* **WHAT NEEDS TO BE DONE**: Work out how many lines in the entries contain the string "εmax", and give nothing but that number.
>> begin RECORDS TO USE
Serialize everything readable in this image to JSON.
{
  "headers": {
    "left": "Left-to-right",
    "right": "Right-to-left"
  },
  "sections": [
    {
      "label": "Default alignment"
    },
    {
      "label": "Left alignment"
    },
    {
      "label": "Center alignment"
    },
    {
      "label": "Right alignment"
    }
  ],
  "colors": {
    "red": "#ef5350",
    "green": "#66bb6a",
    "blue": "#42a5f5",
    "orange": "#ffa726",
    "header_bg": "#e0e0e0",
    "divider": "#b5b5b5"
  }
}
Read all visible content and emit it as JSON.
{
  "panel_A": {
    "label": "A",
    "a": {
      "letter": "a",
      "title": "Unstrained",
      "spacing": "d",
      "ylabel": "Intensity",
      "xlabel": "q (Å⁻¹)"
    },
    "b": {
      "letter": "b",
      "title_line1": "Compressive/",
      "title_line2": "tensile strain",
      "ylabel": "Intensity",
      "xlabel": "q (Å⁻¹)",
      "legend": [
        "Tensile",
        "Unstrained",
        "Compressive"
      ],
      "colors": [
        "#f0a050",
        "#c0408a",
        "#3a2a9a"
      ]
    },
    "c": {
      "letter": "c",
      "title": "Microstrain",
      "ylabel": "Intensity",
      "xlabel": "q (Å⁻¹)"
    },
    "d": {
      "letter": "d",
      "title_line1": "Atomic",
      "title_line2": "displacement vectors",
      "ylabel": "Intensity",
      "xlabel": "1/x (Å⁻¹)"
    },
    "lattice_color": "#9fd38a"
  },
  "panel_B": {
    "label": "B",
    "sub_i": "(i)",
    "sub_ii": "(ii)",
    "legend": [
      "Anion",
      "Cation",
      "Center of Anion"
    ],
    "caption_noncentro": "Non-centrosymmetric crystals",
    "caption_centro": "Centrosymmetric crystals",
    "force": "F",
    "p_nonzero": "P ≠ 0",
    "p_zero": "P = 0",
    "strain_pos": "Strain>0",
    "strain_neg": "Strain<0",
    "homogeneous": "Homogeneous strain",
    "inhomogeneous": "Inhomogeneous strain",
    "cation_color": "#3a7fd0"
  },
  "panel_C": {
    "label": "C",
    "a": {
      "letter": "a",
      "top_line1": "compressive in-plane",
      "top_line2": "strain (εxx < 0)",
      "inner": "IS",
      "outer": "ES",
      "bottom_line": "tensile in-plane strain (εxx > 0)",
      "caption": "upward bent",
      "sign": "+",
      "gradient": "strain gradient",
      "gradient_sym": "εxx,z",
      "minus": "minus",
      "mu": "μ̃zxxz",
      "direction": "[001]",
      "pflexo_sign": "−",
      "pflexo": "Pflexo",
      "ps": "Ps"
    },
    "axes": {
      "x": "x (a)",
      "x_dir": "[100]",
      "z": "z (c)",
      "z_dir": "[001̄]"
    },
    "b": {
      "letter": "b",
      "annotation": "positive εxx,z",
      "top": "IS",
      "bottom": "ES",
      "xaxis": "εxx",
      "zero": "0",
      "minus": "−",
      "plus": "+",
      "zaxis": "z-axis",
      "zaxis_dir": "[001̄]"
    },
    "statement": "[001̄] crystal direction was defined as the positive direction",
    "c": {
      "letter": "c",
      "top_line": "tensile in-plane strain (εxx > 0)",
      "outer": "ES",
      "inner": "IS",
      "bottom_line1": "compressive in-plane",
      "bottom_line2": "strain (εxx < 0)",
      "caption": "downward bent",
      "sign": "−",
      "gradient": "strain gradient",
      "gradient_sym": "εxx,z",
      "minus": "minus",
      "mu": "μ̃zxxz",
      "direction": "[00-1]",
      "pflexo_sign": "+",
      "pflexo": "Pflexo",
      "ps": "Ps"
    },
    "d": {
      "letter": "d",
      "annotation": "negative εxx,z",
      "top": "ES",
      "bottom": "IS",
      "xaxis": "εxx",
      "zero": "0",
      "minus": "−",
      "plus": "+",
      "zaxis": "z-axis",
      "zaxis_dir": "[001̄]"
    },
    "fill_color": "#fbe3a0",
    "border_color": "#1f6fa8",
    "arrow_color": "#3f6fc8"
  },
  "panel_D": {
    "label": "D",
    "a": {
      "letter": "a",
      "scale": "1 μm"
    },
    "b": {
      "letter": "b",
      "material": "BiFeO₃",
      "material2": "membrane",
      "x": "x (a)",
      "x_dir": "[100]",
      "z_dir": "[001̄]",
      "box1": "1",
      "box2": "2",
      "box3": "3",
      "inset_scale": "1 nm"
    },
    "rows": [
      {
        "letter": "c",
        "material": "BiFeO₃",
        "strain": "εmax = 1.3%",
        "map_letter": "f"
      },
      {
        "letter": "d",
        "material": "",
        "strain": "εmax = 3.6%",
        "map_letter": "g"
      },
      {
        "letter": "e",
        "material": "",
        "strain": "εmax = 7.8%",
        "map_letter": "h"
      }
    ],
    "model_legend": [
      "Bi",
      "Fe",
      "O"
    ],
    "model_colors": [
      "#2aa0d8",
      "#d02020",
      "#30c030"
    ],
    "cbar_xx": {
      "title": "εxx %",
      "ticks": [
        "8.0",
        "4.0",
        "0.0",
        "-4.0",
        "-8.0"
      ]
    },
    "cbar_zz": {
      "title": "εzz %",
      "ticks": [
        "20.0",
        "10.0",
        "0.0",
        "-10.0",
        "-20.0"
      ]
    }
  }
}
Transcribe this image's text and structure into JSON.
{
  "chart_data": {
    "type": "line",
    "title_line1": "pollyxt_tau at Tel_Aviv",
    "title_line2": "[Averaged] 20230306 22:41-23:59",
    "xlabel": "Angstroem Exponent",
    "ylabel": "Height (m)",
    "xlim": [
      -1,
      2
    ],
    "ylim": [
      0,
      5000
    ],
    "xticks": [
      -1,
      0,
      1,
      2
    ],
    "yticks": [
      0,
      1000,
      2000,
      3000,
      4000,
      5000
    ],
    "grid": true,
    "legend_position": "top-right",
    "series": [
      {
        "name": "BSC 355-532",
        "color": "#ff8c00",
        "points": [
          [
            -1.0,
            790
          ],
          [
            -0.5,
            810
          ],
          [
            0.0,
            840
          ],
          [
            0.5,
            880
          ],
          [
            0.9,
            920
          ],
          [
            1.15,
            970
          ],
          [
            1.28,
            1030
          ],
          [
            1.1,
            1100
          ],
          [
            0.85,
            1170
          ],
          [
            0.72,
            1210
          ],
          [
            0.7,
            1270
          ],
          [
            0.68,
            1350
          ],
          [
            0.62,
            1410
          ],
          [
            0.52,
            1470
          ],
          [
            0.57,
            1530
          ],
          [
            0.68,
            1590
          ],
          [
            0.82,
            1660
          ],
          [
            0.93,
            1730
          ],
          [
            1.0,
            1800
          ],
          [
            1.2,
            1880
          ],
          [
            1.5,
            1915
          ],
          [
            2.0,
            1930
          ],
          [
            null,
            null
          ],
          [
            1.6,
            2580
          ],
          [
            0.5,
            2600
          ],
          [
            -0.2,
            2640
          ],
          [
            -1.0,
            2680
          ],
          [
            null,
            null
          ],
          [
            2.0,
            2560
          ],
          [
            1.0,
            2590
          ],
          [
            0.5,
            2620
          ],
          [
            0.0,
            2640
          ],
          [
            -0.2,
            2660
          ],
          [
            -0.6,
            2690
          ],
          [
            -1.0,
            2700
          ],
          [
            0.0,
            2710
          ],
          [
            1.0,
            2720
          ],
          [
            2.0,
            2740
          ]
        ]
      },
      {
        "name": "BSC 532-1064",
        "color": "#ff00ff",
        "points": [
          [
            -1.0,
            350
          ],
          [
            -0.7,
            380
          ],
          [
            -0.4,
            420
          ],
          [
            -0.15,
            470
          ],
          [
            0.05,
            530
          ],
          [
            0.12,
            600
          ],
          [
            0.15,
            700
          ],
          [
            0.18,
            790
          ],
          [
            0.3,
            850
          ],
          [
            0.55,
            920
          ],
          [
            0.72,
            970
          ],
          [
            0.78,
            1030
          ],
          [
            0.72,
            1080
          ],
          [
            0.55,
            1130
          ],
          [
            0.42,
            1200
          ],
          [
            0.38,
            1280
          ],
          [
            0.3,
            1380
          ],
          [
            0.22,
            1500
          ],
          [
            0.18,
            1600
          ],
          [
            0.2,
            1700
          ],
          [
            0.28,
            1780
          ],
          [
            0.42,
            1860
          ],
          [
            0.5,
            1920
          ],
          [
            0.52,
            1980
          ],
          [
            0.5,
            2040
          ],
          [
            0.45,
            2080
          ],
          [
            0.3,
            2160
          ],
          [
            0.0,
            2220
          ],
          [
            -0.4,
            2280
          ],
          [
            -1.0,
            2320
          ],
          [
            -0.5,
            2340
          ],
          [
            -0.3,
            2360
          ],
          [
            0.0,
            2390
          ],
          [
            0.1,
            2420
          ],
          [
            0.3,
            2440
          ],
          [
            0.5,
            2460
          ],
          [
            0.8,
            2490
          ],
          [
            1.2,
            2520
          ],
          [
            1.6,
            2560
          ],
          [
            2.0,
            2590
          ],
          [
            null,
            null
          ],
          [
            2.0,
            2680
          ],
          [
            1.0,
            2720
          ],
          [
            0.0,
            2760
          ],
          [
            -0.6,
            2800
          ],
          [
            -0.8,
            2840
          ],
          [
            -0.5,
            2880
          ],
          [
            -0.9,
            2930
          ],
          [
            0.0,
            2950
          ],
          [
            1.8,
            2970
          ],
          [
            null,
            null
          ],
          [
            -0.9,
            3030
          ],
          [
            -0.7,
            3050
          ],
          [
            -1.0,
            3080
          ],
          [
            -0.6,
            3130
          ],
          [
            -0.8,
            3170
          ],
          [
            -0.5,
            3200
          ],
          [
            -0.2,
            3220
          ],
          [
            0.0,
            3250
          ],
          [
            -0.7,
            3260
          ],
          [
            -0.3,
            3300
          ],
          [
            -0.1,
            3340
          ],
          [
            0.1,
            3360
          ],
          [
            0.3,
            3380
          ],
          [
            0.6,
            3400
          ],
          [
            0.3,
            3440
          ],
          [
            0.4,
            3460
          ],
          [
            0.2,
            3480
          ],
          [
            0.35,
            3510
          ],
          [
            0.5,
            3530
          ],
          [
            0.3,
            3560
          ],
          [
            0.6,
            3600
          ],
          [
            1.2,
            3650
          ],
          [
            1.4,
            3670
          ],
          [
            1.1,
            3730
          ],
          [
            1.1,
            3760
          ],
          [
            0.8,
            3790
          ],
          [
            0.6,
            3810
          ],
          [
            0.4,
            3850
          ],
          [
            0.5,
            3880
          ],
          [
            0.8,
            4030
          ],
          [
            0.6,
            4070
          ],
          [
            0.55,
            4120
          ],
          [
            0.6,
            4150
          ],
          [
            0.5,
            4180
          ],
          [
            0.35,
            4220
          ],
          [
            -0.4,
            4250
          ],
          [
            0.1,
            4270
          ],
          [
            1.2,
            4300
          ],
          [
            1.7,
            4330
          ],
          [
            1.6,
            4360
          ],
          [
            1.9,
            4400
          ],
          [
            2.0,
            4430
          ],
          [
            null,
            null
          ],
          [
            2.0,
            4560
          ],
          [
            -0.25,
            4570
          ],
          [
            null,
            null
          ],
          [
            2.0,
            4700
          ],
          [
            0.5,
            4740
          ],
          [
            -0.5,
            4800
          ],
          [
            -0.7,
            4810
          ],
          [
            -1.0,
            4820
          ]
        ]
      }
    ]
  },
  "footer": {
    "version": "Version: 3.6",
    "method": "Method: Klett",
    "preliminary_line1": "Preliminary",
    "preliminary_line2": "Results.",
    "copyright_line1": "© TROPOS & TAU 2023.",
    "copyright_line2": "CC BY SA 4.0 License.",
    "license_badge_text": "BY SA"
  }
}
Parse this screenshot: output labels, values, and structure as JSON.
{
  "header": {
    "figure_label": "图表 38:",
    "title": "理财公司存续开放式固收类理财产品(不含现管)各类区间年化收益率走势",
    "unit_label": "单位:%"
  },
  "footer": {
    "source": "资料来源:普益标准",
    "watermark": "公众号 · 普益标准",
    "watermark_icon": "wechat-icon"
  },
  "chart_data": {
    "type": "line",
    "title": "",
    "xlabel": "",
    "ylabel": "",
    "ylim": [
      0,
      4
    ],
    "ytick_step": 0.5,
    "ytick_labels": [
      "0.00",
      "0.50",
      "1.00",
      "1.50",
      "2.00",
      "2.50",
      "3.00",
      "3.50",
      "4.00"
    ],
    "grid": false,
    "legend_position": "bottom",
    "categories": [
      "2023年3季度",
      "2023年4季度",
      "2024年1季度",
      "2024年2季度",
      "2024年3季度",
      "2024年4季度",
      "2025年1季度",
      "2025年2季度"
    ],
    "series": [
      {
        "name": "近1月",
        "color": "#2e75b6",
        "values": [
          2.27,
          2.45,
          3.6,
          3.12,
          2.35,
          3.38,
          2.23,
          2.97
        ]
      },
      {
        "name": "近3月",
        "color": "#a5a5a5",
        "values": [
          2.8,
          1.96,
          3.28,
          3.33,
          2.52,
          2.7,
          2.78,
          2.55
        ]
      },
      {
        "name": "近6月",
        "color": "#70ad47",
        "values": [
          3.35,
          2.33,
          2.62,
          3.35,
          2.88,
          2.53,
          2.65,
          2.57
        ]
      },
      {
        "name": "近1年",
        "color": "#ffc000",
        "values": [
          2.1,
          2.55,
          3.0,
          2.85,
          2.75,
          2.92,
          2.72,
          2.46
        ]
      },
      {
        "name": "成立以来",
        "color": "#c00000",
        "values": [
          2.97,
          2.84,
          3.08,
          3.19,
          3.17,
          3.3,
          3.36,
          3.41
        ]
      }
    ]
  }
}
>> end RECORDS TO USE
* **ANSWER TO THE TASK**: 3